**GIVEN INSTRUCTION:** Return all of the data exactly as given.

**MATERIAL SHOWN:**
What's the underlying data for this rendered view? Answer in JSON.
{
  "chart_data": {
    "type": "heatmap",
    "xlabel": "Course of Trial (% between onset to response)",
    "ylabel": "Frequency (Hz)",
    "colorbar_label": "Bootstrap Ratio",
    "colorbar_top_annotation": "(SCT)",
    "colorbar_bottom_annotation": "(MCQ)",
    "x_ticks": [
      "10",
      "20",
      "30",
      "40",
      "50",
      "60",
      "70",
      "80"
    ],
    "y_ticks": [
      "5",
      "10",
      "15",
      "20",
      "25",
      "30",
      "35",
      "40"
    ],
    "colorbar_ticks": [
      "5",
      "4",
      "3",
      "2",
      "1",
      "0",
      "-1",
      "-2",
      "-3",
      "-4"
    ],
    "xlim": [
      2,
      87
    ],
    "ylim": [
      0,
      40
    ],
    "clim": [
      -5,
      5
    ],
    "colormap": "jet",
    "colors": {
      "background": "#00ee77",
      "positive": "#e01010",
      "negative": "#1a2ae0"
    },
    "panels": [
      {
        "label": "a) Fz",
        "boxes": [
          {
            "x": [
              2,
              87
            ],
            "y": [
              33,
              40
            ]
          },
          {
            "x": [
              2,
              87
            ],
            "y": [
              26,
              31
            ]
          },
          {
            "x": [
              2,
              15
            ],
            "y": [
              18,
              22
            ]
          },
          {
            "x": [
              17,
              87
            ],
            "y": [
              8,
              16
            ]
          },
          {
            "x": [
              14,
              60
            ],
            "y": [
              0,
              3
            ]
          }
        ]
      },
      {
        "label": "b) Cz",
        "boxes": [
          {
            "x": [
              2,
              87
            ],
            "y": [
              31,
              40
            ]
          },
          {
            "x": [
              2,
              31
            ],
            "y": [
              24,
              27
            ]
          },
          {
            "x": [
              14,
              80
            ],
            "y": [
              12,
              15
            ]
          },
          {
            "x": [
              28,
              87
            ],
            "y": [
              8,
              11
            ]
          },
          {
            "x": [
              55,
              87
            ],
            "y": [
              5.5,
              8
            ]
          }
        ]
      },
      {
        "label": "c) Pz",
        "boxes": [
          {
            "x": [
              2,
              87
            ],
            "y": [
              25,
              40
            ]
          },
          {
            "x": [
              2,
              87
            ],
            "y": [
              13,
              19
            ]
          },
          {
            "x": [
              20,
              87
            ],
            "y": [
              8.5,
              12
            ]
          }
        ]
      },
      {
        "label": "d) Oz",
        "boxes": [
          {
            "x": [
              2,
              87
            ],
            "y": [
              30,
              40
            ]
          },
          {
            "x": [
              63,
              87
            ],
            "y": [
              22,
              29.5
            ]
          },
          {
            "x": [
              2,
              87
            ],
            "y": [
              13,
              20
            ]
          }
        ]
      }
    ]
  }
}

**RESPONSE FOR THIS EXERCISE:**
What's the underlying data for this rendered view? Answer in JSON.
{
  "chart_data": {
    "type": "heatmap",
    "xlabel": "Course of Trial (% between onset to response)",
    "ylabel": "Frequency (Hz)",
    "colorbar_label": "Bootstrap Ratio",
    "colorbar_top_annotation": "(SCT)",
    "colorbar_bottom_annotation": "(MCQ)",
    "x_ticks": [
      "10",
      "20",
      "30",
      "40",
      "50",
      "60",
      "70",
      "80"
    ],
    "y_ticks": [
      "5",
      "10",
      "15",
      "20",
      "25",
      "30",
      "35",
      "40"
    ],
    "colorbar_ticks": [
      "5",
      "4",
      "3",
      "2",
      "1",
      "0",
      "-1",
      "-2",
      "-3",
      "-4"
    ],
    "xlim": [
      2,
      87
    ],
    "ylim": [
      0,
      40
    ],
    "clim": [
      -5,
      5
    ],
    "colormap": "jet",
    "colors": {
      "background": "#00ee77",
      "positive": "#e01010",
      "negative": "#1a2ae0"
    },
    "panels": [
      {
        "label": "a) Fz",
        "boxes": [
          {
            "x": [
              2,
              87
            ],
            "y": [
              33,
              40
            ]
          },
          {
            "x": [
              2,
              87
            ],
            "y": [
              26,
              31
            ]
          },
          {
            "x": [
              2,
              15
            ],
            "y": [
              18,
              22
            ]
          },
          {
            "x": [
              17,
              87
            ],
            "y": [
              8,
              16
            ]
          },
          {
            "x": [
              14,
              60
            ],
            "y": [
              0,
              3
            ]
          }
        ]
      },
      {
        "label": "b) Cz",
        "boxes": [
          {
            "x": [
              2,
              87
            ],
            "y": [
              31,
              40
            ]
          },
          {
            "x": [
              2,
              31
            ],
            "y": [
              24,
              27
            ]
          },
          {
            "x": [
              14,
              80
            ],
            "y": [
              12,
              15
            ]
          },
          {
            "x": [
              28,
              87
            ],
            "y": [
              8,
              11
            ]
          },
          {
            "x": [
              55,
              87
            ],
            "y": [
              5.5,
              8
            ]
          }
        ]
      },
      {
        "label": "c) Pz",
        "boxes": [
          {
            "x": [
              2,
              87
            ],
            "y": [
              25,
              40
            ]
          },
          {
            "x": [
              2,
              87
            ],
            "y": [
              13,
              19
            ]
          },
          {
            "x": [
              20,
              87
            ],
            "y": [
              8.5,
              12
            ]
          }
        ]
      },
      {
        "label": "d) Oz",
        "boxes": [
          {
            "x": [
              2,
              87
            ],
            "y": [
              30,
              40
            ]
          },
          {
            "x": [
              63,
              87
            ],
            "y": [
              22,
              29.5
            ]
          },
          {
            "x": [
              2,
              87
            ],
            "y": [
              13,
              20
            ]
          }
        ]
      }
    ]
  }
}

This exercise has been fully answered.